Request |
Take each line containing the word "this" and copy it.

..............................

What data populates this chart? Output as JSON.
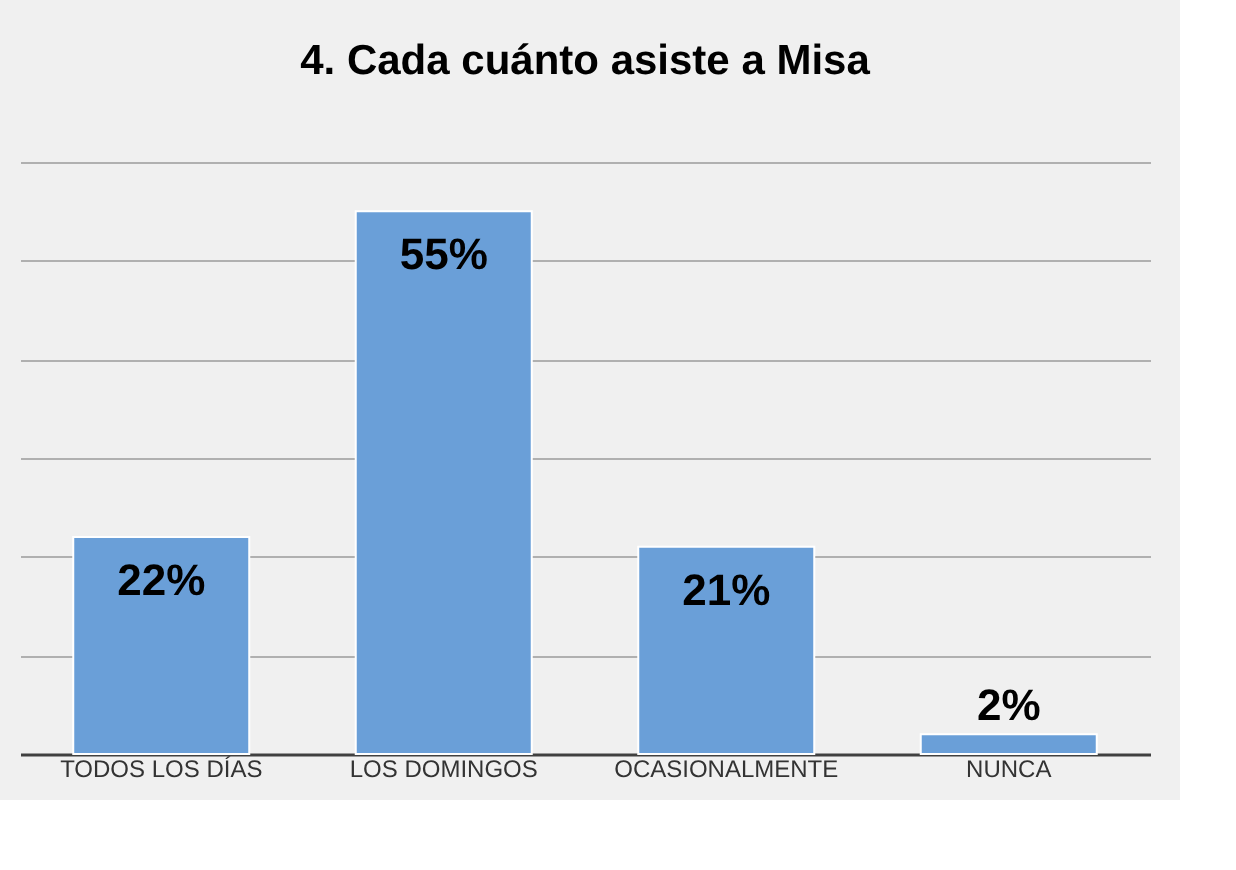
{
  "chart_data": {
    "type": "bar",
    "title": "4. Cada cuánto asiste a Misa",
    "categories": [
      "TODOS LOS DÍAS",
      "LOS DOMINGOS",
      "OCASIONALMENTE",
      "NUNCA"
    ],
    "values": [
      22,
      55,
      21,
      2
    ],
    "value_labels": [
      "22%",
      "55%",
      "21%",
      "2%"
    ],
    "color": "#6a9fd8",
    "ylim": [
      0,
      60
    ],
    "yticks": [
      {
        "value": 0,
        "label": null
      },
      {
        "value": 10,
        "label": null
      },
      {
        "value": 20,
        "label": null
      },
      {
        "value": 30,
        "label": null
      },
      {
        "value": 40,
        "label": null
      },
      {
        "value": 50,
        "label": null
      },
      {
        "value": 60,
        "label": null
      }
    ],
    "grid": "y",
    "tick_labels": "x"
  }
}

..............................

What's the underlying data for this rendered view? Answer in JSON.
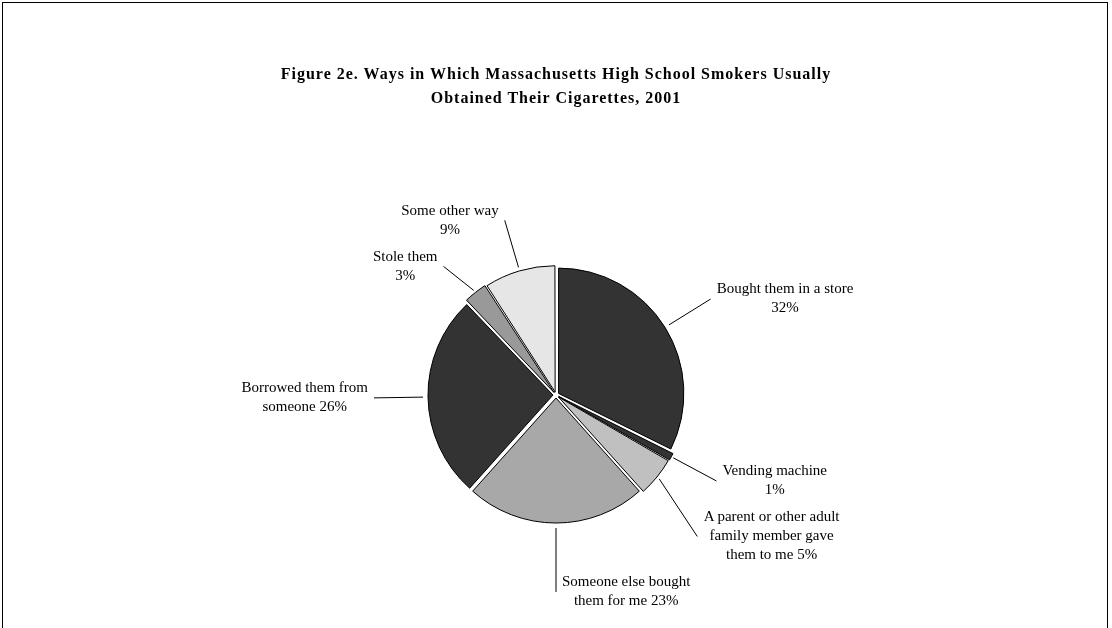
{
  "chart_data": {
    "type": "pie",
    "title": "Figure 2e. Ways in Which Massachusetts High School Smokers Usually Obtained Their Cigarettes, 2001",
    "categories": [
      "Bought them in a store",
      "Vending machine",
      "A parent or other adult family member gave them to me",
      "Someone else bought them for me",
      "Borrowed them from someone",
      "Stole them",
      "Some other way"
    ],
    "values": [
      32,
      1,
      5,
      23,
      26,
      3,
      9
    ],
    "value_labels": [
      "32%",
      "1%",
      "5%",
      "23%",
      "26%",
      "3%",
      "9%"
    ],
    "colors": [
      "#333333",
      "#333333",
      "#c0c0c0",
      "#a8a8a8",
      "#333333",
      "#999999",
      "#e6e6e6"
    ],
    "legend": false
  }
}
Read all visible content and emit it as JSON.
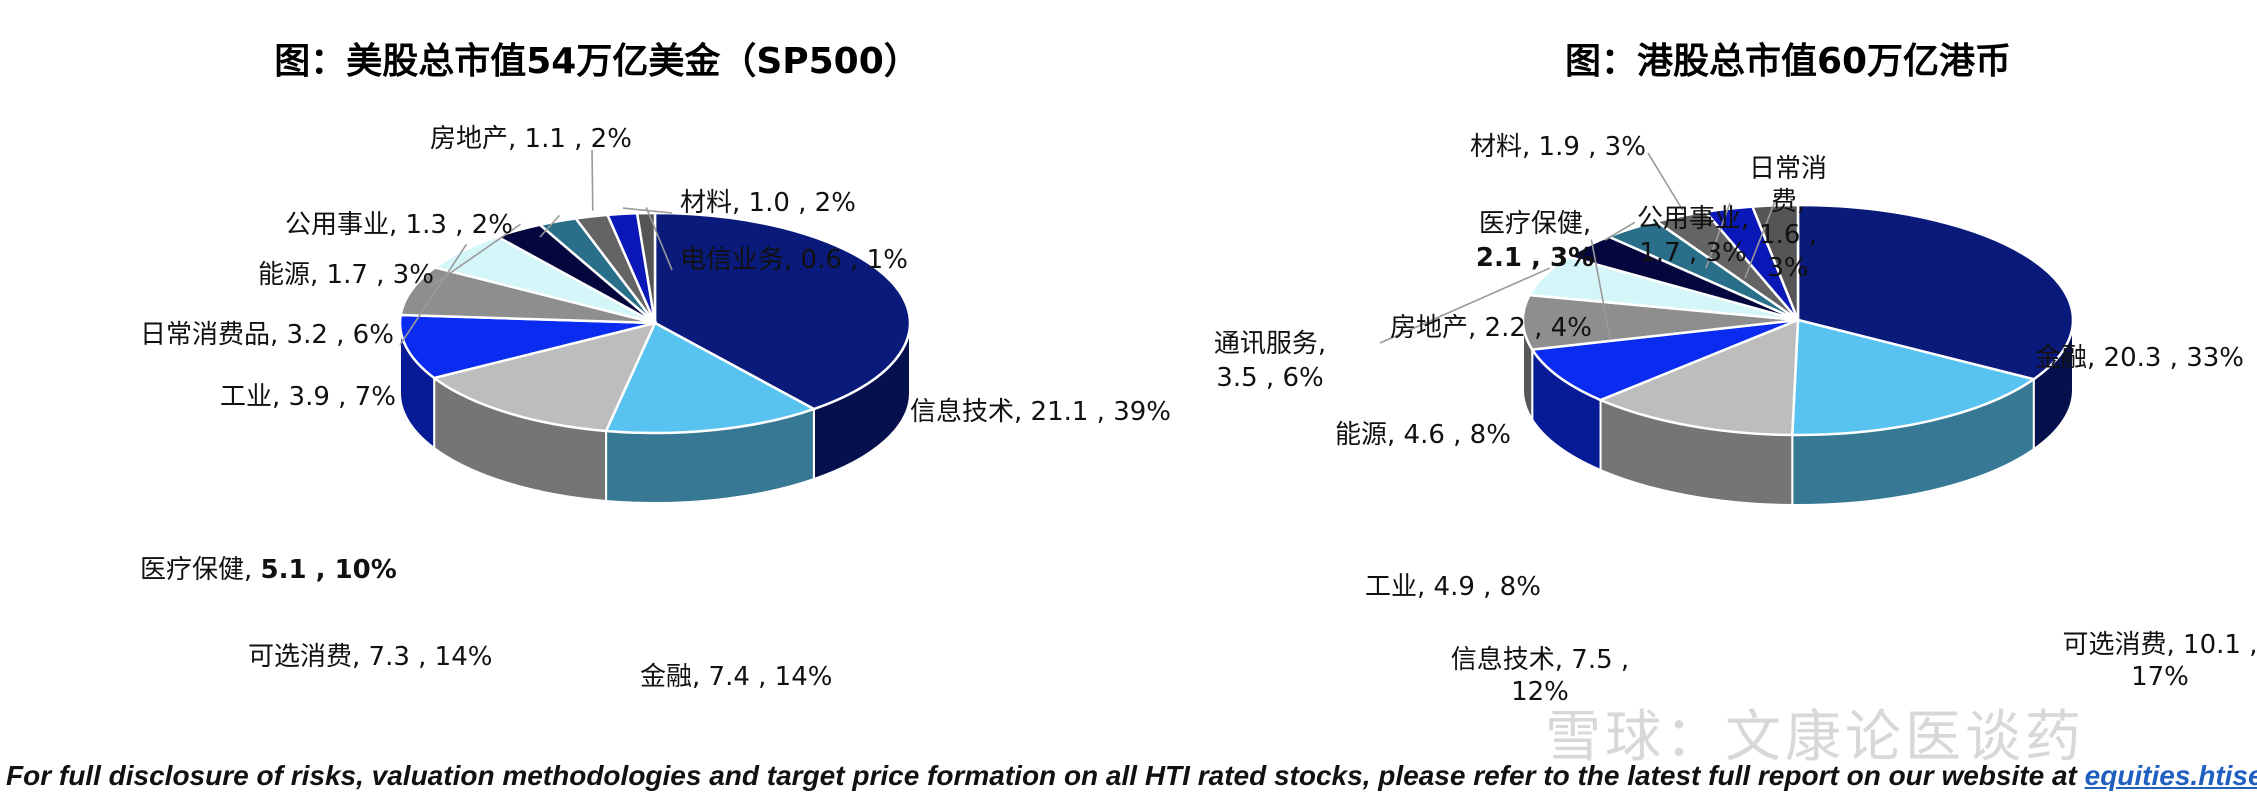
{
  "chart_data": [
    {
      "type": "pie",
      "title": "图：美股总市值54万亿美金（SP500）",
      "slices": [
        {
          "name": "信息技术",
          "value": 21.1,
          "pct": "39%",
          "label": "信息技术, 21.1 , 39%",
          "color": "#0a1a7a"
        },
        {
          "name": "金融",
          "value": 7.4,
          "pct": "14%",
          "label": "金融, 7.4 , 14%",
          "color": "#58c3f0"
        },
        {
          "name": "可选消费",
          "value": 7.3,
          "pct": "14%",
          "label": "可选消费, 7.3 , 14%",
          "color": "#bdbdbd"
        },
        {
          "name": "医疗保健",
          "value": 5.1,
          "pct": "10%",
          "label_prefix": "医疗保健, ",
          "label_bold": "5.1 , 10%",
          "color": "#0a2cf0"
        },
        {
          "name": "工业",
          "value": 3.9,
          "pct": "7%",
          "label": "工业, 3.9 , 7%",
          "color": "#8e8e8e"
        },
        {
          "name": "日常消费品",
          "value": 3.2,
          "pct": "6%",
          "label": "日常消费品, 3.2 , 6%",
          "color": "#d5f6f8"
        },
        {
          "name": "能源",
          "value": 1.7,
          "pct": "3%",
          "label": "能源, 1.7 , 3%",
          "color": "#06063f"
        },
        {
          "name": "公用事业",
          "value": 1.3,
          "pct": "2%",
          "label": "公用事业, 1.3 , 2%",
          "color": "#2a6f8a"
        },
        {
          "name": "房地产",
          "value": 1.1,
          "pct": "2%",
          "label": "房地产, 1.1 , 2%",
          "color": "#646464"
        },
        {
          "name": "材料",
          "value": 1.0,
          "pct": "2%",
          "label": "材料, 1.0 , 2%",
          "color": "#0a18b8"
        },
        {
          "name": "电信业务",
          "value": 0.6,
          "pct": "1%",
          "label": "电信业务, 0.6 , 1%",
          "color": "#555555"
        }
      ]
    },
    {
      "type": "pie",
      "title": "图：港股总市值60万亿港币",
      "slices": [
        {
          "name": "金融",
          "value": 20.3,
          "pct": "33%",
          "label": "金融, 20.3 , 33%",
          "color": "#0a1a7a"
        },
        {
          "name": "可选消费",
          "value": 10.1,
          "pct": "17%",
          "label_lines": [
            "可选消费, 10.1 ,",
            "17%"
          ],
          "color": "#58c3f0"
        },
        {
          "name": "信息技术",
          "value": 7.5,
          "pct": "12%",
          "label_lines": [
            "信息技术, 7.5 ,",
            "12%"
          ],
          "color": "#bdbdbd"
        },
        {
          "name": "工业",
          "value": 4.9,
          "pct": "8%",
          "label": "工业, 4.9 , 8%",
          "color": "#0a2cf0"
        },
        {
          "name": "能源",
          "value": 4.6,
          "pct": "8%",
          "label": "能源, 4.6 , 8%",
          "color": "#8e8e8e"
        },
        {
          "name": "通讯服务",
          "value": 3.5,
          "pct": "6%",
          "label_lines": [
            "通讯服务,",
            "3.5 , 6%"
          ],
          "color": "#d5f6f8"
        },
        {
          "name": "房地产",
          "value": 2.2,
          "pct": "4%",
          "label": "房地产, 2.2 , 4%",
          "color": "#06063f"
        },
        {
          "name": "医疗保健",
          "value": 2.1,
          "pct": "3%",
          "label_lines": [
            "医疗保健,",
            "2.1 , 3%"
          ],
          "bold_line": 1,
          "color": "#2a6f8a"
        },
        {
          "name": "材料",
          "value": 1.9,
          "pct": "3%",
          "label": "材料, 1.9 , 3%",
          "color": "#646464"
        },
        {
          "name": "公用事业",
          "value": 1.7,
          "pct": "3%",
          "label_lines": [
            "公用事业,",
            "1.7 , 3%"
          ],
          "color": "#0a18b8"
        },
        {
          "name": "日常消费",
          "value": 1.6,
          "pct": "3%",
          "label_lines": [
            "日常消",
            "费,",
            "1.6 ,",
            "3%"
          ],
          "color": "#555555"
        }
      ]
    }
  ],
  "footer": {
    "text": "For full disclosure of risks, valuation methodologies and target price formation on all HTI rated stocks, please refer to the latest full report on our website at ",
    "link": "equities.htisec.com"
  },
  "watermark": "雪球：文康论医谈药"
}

..............................

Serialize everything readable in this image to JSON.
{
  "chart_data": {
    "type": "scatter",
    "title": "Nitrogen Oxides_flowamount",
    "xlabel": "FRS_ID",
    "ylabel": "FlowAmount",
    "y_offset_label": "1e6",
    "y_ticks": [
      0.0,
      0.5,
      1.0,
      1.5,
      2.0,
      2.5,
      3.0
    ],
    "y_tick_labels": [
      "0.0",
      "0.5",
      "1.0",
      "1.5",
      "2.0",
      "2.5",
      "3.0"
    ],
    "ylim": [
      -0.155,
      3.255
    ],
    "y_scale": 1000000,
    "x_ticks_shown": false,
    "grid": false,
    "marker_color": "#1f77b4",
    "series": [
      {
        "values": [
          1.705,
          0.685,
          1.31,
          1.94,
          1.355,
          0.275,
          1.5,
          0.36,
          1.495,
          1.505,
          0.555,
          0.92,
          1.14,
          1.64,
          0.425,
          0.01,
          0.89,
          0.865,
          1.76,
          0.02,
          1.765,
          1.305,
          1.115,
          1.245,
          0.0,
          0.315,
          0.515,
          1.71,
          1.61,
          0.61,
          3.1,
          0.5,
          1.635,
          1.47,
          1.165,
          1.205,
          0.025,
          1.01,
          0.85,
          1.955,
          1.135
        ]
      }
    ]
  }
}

..............................

Answer to the task |
What data populates this chart? Output as JSON.
What's the underlying data for this rendered view? Answer in JSON.
Serialize everything readable in this image to JSON.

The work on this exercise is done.